How the Ordinary Form can be enriched by the Extraordinary Form… escapes me.
I agree very much on the issues stated, i.e. ecclesiology, scripture, and pneumatology. However there is an area where the OF has much to learn from the EF, that of having of a strong ritual structure. I mean predictability, in Father Taft’s words that the people have the right to not be confused, or surprised. Each EF Mass is very predictable, when things change they are very predictable according to the liturgical year.
The OF’s great potential strength, its flexibility, is also a great weakness because few people know how to use it well. One local parish does.
At this parish, the Eucharist Prayer is always sung, as are the responses to the Prayers of the Faithful. The Creed, Preface, Lord’s Prayer, and Dialogues are never sung. Personally I would prefer that everything be sung always as in the Byzantine tradition. Nevertheless I still experience the Eucharistic Prayer as the high point of the liturgical day even though I have celebrated the completely sung Vespers-Matins Vigil the night before at a local Orthodox Church. Actually not chanting the entire Mass heightens the position of the Eucharist Prayer rather than making Mass another one hour completely chanted service.
At this parish, the standard four hymns are usually sung. However the sung Eucharistic Prayer keeps them from becoming psychologically a four hymn service of the Word with communion added. Connecting the four hymns to the readings actually makes the service more of a Service of the Word and less a Eucharistic liturgy.
Outside of Ordinary Time, this parish has made some effort to make the hymns very predictable as in the EF. For Holy Week, each service is almost exactly what it was last year. During Lent and Advent, the priest uses incense during an extended entrance chant making the penitential nature of the season clear, etc.
It strikes me as exceedingly odd to sing the EP but not its preface. One of the clear deliverances of liturgical scholarship in the last 100 years is the centrality of the eucharistia, largely located in the preface in the Roman liturgy, to the EP.
There are many odd things about how liturgy is celebrated in this parish. They work well psychologically and sociologically even if they challenge scholarly or conventional wisdom.

[Region and label listings]
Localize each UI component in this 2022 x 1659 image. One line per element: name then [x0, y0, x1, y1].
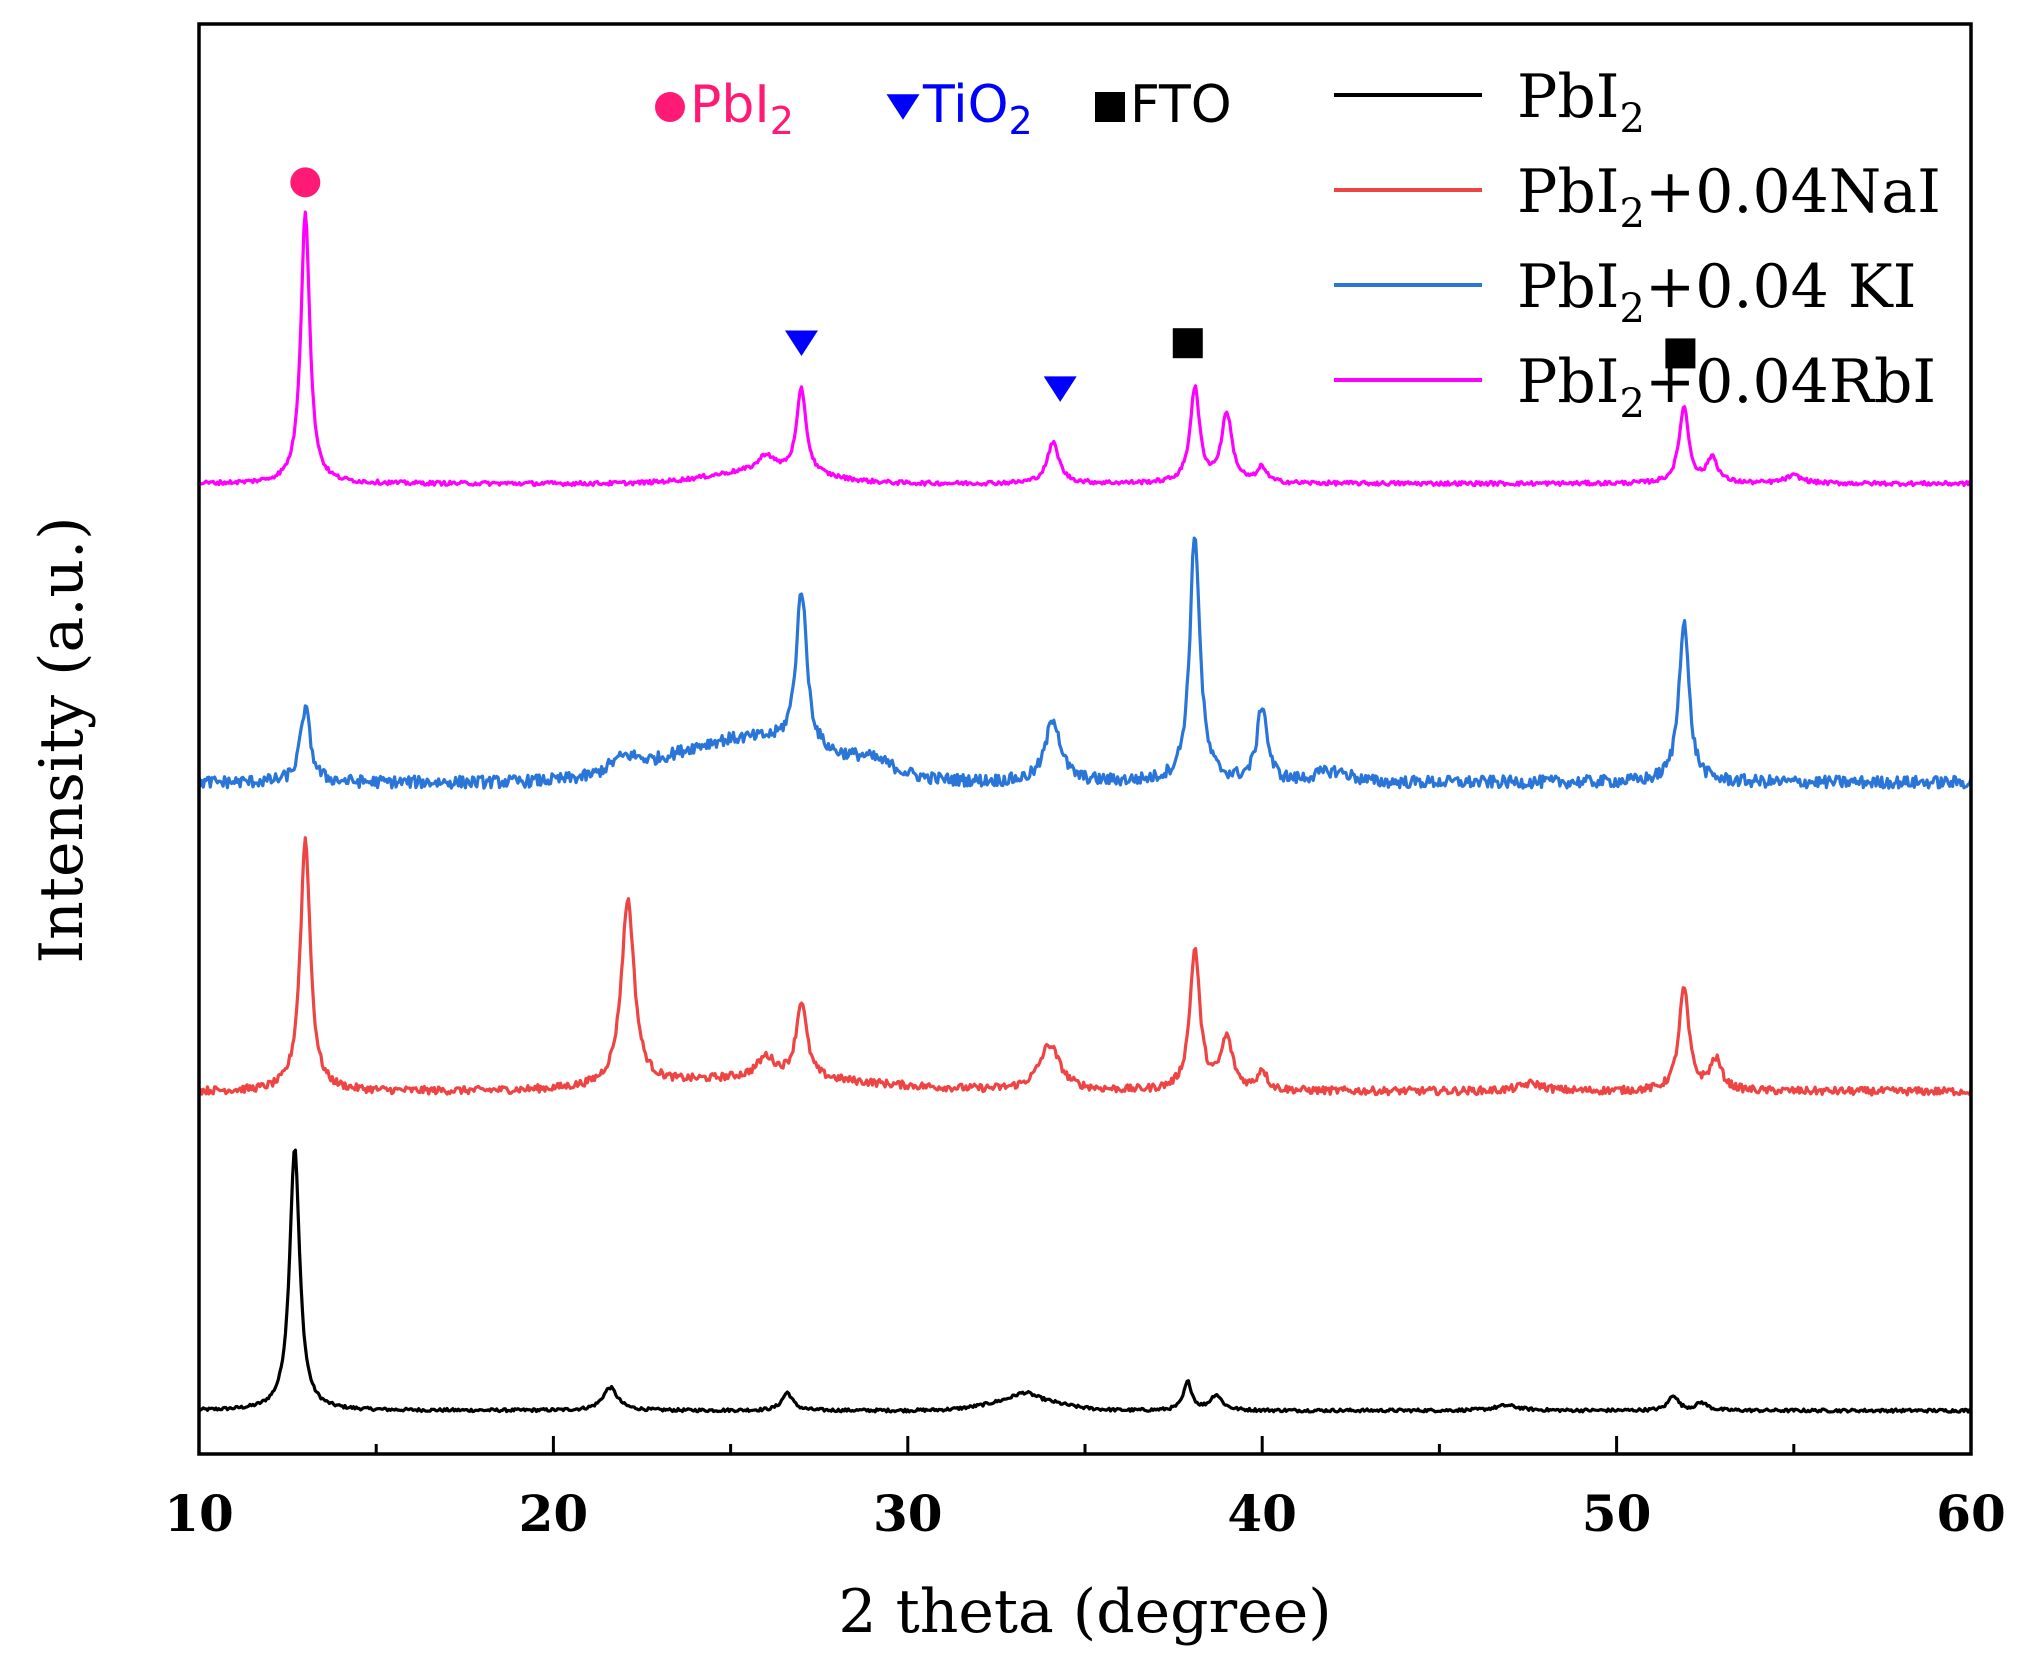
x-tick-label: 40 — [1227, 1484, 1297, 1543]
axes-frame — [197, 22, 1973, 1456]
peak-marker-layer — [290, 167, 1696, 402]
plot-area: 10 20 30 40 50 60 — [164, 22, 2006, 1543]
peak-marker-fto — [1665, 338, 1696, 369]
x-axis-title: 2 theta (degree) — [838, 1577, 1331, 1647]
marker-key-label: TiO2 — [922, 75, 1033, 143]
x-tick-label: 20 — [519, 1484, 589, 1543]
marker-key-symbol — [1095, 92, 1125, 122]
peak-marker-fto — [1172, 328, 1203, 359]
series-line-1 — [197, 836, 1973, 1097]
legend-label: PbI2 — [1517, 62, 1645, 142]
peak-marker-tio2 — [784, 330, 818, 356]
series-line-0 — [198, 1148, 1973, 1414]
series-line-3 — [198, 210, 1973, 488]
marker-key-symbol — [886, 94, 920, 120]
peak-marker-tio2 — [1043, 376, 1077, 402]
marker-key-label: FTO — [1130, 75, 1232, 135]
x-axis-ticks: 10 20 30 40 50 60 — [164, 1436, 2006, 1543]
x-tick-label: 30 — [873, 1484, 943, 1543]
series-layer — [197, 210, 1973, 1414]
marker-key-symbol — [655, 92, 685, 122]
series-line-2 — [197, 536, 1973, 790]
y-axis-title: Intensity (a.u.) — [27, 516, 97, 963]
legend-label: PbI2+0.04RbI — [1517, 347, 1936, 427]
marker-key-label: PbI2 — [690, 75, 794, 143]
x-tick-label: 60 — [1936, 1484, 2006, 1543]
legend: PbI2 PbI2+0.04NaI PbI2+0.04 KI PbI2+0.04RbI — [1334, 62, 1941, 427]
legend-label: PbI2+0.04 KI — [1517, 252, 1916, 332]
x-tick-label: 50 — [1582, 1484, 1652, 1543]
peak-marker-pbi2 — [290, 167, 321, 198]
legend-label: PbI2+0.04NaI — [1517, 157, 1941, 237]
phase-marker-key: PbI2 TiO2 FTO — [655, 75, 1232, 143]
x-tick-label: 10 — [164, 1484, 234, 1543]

■ **Required work**
Carry the comments on the Ordinary and Extraordinary Forms of the Mass further, picking up after their final sentence. The data was drawn from a separate source.

■ **Task response**
The sung Preface could become the highpoint of the liturgy, especially if people kneel after the Sanctus, the EP is not sung, and the people therefore do not have the extra sung responses during the EP. Do we want to make it such?
However since we stand during the EP and sing responses, it is more our prayer. In fact I sing it mentally with the priest, and therefore know the EPs better than by listening to them or reading them in a book. Indeed at Masses in other parishes I now sing the EPs mentally.
It is much harder to follow the Preface. Those words like the Collect go in one ear and out the other, even if they are sung. There are too many to learn them. One would need a missal to follow or sing them mentally!
Yes the Preface can be seen as a great wonderful remnant in the Roman Rite of the improvisation of the early EP. Surely its variety should be retained and even increased.
But I think this pastor has made a good psychological and sociological decision not to sing it with the EP. Singing the EP already focuses attention on the priest as performer; a sung preface would heighten more that emphasis upon the priest.
Both the Preface and the Lord’s Prayer are recited; it would be interesting if they were both sung in addition to the EP. Would the Priest’s Preface and the People’s Lord’s Prayer balance each other? That is why we need to do systematic studies of these issues rather than desk chair speculation.
Whatever choices are made, they need to be predictable. PIPs should be able to predict whether the Preface, the EP, the Lord’s Prayer are going to be sung in any particular parish. When these are not sung, or sung occasionally or unpredictably, the psychological center of the liturgy shifts to the readings, the homily, and the four hymns.
Jack – good points/insights. Would quibble that EF’s weakness is its rigidity (and we wonder why folks said the rosary, read the Sunday paper, watched rather than participated). Also, you paint a too rosy picture of the EF – think side altar masses; think 15 minute low masses; etc.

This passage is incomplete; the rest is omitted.